Records to process
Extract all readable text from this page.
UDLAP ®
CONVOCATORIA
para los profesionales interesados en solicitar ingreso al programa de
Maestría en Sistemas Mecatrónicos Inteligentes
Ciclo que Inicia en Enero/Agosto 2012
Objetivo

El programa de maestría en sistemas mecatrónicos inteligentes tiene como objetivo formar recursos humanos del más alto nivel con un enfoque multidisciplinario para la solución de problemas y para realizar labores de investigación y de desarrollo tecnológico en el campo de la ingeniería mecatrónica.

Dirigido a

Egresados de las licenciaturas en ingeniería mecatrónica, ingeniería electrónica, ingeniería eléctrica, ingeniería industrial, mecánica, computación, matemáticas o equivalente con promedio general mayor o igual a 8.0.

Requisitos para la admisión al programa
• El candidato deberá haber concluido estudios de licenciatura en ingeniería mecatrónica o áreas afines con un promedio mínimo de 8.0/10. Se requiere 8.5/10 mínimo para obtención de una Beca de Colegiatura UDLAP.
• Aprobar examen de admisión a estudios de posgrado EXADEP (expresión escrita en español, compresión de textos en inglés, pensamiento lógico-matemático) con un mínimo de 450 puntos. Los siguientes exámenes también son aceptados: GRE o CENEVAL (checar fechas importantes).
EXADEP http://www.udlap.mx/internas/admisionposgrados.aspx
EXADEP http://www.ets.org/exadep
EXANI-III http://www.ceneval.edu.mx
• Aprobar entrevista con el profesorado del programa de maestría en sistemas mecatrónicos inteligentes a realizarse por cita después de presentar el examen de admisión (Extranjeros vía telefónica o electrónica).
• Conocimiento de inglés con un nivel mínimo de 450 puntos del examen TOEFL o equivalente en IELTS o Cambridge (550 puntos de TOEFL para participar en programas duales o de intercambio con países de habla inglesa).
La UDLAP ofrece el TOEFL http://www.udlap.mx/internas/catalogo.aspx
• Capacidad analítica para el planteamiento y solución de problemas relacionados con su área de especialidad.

Instructions for the task
Take every line that includes the string "internas" and copy it.

Output of the exercise
EXADEP http://www.udlap.mx/internas/admisionposgrados.aspx
La UDLAP ofrece el TOEFL http://www.udlap.mx/internas/catalogo.aspx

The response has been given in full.